**SHORT TASK**. Seek out every line containing the word "type", and copy each.
* * *
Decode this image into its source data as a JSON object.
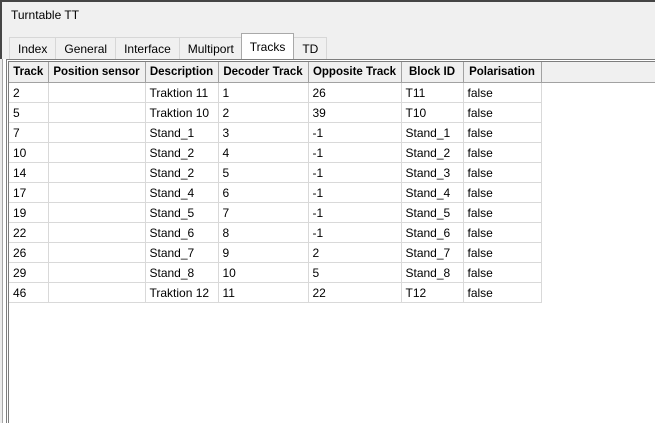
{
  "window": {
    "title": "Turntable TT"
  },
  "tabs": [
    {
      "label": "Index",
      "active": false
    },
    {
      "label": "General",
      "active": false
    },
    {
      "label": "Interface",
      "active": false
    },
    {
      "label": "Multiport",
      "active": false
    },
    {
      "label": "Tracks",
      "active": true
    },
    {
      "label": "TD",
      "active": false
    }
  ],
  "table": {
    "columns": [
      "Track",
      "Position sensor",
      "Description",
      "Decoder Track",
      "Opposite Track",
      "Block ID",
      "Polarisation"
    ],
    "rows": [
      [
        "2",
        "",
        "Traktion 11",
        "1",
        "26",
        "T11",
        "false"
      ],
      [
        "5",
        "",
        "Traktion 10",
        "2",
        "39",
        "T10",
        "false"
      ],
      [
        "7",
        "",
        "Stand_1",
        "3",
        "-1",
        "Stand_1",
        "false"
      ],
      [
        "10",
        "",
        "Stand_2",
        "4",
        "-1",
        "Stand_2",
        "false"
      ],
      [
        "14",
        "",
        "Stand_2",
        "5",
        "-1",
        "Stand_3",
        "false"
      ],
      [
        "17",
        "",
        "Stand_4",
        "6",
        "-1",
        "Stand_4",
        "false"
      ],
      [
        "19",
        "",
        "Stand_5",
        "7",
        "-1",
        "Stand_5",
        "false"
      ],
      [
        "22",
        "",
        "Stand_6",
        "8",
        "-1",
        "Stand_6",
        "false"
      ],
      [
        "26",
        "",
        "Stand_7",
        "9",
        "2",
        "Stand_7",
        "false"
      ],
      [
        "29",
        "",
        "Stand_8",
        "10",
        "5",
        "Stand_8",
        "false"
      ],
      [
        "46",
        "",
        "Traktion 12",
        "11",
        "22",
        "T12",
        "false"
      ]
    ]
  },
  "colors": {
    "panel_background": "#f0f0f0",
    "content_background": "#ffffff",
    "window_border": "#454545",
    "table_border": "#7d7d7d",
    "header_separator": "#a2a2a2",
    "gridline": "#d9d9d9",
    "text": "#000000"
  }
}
* * *
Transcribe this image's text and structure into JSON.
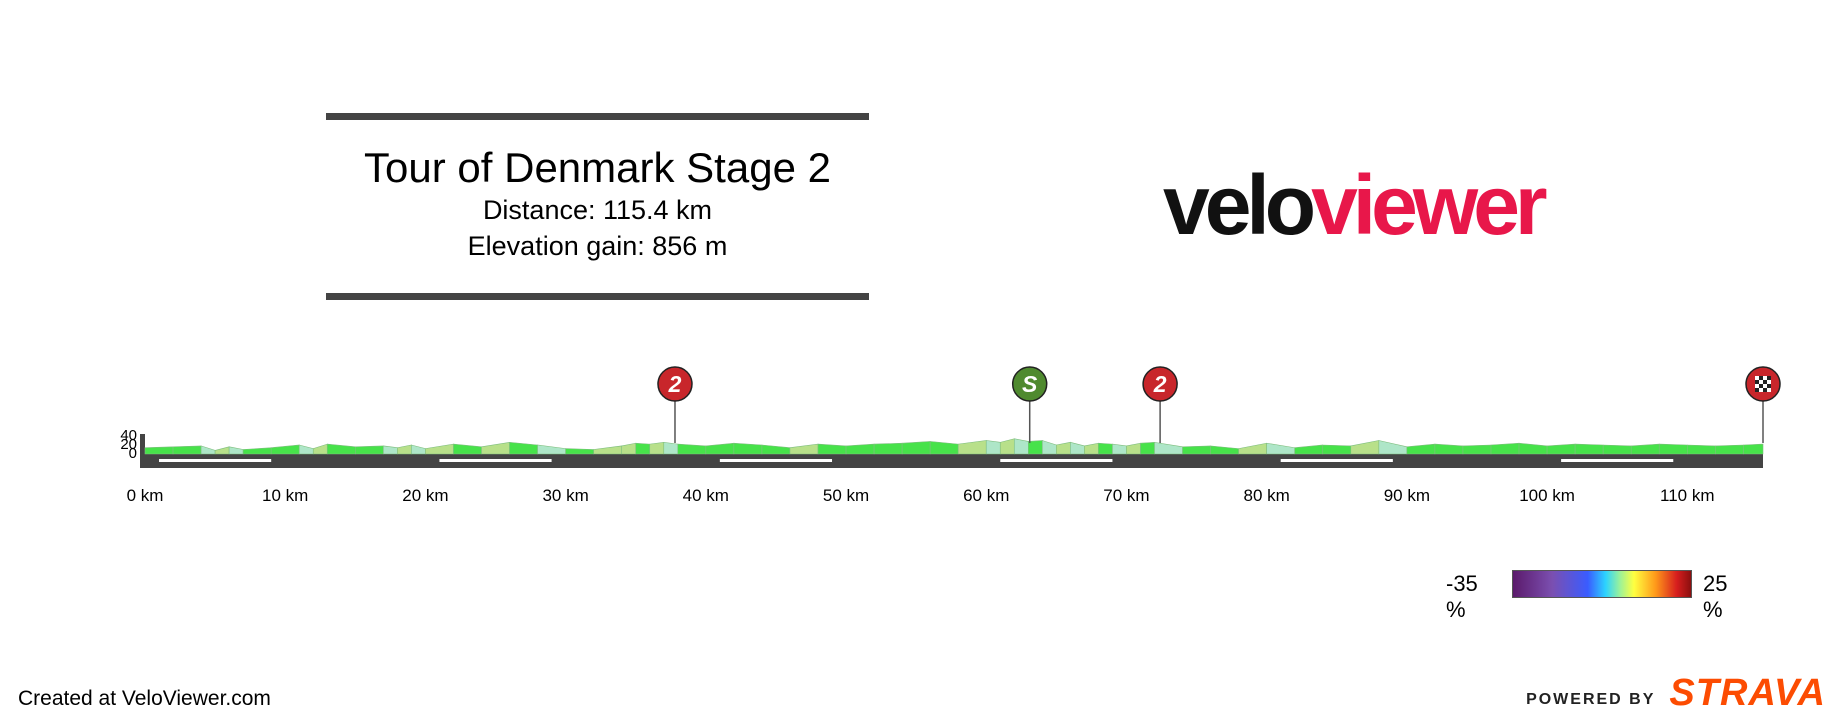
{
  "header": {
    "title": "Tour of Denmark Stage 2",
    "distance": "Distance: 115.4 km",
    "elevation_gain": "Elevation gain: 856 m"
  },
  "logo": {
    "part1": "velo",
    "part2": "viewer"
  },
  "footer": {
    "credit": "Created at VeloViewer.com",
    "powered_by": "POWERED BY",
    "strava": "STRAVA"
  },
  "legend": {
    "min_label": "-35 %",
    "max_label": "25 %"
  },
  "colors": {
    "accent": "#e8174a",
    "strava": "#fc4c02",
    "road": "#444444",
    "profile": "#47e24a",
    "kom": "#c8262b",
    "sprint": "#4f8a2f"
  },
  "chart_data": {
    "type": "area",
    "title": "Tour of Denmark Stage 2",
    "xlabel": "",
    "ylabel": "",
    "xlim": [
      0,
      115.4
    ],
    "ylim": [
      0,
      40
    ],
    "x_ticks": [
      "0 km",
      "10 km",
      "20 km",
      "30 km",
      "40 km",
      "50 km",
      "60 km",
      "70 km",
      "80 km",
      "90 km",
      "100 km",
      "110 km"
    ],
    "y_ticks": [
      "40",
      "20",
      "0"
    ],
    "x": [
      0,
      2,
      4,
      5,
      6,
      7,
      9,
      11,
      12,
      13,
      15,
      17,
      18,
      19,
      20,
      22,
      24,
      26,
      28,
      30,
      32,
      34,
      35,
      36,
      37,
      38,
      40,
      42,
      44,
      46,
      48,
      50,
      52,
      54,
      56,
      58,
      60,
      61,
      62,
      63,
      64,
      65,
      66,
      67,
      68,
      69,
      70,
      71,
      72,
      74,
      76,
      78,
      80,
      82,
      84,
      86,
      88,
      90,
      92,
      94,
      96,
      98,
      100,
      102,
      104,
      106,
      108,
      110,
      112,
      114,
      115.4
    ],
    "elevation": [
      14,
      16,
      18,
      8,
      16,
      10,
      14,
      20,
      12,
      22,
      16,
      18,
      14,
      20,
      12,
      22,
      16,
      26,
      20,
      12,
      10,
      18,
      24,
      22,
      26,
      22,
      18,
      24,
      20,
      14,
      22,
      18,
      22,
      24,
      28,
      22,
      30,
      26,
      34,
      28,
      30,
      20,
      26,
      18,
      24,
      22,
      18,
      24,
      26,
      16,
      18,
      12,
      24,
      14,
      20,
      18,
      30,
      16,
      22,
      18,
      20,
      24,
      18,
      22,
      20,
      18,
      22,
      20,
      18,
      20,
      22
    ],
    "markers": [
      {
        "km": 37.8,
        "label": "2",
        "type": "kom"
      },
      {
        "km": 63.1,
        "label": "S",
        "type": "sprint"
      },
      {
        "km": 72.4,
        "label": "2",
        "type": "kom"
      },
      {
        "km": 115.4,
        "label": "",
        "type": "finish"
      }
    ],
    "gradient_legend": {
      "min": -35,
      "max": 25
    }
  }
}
* * *
**WORKED ANSWER**.
    "type": "area",
        "type": "kom"
        "type": "sprint"
        "type": "kom"
        "type": "finish"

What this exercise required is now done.